**** Excerpt
# what native plants do wool-carder bees card?



## solitaryb (Mar 29, 2008)

lovenrage said:


> I know that lambs ear is a favorite but I was wondering if anyone knows of some plants native to the US, particularly the northeast, that wool-carder bees (anthidium) card for nesting.
> 
> Thanks for the help!
> lnr


Hello, 

I filmed one on _Echinops ritro_,﻿ the Globe Thistle. I am not sure if this is native to where you are.


----------



## lovenrage (Jun 6, 2012)

Alas, globe thistle is native to Europe... but this is a really great video. Thanks!!!


----------



## solitaryb (Mar 29, 2008)

lovenrage said:


> Alas, globe thistle is native to Europe... but this is a really great video. Thanks!!!
********
**** Extracted entries
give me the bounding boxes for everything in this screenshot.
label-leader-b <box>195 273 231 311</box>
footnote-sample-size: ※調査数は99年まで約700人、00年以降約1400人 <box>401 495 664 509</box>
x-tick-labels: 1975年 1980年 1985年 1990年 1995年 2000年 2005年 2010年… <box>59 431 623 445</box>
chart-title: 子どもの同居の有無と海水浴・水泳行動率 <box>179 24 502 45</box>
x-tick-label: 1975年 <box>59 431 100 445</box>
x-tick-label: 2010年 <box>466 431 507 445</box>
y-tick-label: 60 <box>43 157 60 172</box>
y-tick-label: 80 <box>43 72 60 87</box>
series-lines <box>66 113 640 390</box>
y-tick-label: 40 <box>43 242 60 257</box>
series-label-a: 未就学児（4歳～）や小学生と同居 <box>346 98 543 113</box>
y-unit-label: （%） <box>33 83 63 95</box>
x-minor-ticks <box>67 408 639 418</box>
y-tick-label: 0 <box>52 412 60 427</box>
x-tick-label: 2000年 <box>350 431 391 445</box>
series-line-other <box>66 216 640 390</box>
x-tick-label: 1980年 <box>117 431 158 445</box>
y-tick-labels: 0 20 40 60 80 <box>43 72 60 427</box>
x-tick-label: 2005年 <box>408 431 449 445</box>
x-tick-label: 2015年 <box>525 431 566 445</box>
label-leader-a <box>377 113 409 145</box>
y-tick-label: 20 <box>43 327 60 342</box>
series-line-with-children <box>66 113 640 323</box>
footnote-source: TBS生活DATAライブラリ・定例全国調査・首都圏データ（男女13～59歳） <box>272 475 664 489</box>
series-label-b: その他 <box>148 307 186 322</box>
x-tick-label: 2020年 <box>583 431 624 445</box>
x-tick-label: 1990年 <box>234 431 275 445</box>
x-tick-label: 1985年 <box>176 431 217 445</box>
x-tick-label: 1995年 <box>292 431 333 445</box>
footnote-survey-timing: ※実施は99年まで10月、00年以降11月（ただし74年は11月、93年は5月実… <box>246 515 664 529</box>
********
▶ [Objectives]
• 1. List every place or region named in the wool-carder bee thread.
• 2. Write the next part of the wool-carder bee thread, picking up right after its last line.
The entries have nothing to do with the forum thread about wool-carder bees.

▶ [Responses for each task]
• 1.
- the US
- the northeast
- Europe

• 2.
It was my pleasure to finally film one. Do you plan to encourage them for any particular reason? I gather they are cavity-nesters seeking out tunnels - the only inner sanctum photo I've seen is that of Resonatingbodies of Toronto photo#2. I haven't seen any info, as yet, on encouraging nesting/successes or their potential vis-a-vis a particular commercial crop. The males are territorial and stick around for a while in the summer (July) like those of the more prevalent carpenter bee (Xylocopa virginica) - this territorially aggressive behaviour may discourage their commercial potential. Males also sleep at night with their jaws clamped on flowers such as lavender.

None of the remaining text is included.